*ORDEN DE TRABAJO 1*: En el texto sobre Carlos Darwin Quintero, ¿con qué jugador formó sociedad en Santos Laguna?
*ORDEN DE TRABAJO 2*: Resume en dos oraciones el texto sobre Carlos Darwin Quintero.
*ORDEN DE TRABAJO 3*: Transcribe literalmente el fragmento del texto sobre Darwin Quintero que va desde "Pero en Coapa" hasta "en las águilas.", ambos incluidos.

Carlos Darwin Quintero llegó a dominar la Liga MX. Su sociedad con Oribe Peralta catapultó a Santos Laguna a pelear cada temporada por el campeonato. Partiendo desde la banda derecha, el nariñense recibía al pie, aceleraba, regateaba, combinaba con Peralta en la frontal y generaba el caos. La velocidad y precisión con la que ejecutaba todo era insostenible para todos los equipos del campeonato mexicano. Después de triunfar en Torreón, su fichaje por el América —con una cantidad enorme de dinero de por medio— no sorprendió a nadie.

Pero en Coapa algo se rompió. Quien llegara como bandera del proyecto azulcrema, reencontrarse con Oribe extravió todo su fútbol nada más debutar en la cancha del Estadio Azteca. El ex jugador del Tolima empezó a fallar pases y goles; a perder duelos en el uno a uno; dejó de moverse y, al final, dejó de intentar cosas y perdió cualquier tipo de intimidación sobre los rivales. Sin saber cómo, Darwin pasó de ser una estrella de la Liga a ser segunda o tercera opción en las águilas.

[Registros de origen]
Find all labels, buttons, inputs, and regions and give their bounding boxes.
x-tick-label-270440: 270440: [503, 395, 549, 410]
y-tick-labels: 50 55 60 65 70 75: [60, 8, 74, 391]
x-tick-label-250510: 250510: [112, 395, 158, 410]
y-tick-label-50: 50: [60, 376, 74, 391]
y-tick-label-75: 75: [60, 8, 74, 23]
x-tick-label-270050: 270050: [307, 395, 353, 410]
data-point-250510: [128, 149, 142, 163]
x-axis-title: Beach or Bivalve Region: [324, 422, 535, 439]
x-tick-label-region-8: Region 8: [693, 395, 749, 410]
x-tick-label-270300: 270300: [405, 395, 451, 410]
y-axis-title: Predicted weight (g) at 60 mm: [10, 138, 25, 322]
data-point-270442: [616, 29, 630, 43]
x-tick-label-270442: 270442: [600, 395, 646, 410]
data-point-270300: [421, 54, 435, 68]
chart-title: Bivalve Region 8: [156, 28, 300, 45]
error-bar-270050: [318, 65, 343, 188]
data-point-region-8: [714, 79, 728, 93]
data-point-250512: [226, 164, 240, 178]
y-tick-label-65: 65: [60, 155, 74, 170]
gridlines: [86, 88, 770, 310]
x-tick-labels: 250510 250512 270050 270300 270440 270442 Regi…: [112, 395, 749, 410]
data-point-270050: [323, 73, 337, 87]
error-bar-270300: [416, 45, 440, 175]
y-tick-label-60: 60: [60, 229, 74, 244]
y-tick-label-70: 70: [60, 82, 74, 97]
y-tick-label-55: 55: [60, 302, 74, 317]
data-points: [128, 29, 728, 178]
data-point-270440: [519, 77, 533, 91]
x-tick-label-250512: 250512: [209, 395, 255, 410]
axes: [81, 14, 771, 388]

*SALIDA ESPERADA 1*: Con Oribe Peralta.

*SALIDA ESPERADA 2*: Carlos Darwin Quintero dominó la Liga MX en Santos Laguna, donde su sociedad con Oribe Peralta llevó al equipo a pelear cada temporada por el campeonato, y después fichó por el América con una cantidad enorme de dinero de por medio. En Coapa perdió todo su fútbol nada más debutar en el Estadio Azteca y pasó de ser una estrella de la Liga a ser segunda o tercera opción en las águilas.

*SALIDA ESPERADA 3*:
Pero en Coapa algo se rompió. Quien llegara como bandera del proyecto azulcrema, reencontrarse con Oribe extravió todo su fútbol nada más debutar en la cancha del Estadio Azteca. El ex jugador del Tolima empezó a fallar pases y goles; a perder duelos en el uno a uno; dejó de moverse y, al final, dejó de intentar cosas y perdió cualquier tipo de intimidación sobre los rivales. Sin saber cómo, Darwin pasó de ser una estrella de la Liga a ser segunda o tercera opción en las águilas.